- **Set exercise**
Copy, from the entries below, each line where the word "color" can be found.

- **Material provided**
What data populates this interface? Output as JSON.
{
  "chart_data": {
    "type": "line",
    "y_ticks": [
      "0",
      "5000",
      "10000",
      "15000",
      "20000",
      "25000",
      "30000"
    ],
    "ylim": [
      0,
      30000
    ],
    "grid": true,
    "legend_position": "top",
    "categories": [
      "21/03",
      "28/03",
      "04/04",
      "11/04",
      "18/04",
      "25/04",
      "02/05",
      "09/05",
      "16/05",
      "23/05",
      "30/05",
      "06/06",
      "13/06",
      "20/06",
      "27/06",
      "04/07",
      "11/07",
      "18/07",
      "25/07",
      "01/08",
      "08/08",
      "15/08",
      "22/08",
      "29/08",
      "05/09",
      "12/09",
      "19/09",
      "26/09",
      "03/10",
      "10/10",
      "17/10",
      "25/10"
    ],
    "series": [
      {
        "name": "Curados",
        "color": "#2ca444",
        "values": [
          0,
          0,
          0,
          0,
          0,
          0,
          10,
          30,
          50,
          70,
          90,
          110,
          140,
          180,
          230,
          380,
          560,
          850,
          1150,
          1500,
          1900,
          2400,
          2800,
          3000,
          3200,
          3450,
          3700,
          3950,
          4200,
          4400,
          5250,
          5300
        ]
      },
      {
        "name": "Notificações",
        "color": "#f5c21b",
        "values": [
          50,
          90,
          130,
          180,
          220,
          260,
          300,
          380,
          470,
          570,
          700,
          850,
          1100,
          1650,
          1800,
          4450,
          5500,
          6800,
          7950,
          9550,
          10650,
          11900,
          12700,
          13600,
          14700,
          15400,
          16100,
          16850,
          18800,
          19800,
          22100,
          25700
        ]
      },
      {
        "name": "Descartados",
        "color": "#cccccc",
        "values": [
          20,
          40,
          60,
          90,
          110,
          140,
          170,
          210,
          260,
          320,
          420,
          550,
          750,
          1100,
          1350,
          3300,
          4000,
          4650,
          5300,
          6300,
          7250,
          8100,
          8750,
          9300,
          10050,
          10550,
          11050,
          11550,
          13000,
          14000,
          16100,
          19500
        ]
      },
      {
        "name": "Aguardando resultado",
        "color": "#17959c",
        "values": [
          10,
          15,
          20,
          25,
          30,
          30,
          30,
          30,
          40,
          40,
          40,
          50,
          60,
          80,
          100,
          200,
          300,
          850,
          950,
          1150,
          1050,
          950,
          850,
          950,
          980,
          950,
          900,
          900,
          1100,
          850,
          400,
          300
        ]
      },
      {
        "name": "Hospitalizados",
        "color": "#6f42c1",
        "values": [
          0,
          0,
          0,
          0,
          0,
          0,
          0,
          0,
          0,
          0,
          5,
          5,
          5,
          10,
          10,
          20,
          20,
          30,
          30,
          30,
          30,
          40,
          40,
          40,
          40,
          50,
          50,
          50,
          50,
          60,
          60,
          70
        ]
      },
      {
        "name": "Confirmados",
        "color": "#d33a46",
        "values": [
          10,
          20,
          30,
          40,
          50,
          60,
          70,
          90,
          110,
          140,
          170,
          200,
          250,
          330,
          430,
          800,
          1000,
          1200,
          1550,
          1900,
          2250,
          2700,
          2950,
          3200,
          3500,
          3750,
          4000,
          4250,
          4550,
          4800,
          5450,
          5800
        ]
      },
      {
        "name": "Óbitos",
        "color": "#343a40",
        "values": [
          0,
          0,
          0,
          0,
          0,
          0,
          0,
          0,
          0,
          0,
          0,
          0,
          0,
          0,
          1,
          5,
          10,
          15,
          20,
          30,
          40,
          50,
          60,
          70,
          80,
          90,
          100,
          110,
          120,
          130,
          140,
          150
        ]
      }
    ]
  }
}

- **Correct response**
        "color": "#2ca444",
        "color": "#f5c21b",
        "color": "#cccccc",
        "color": "#17959c",
        "color": "#6f42c1",
        "color": "#d33a46",
        "color": "#343a40",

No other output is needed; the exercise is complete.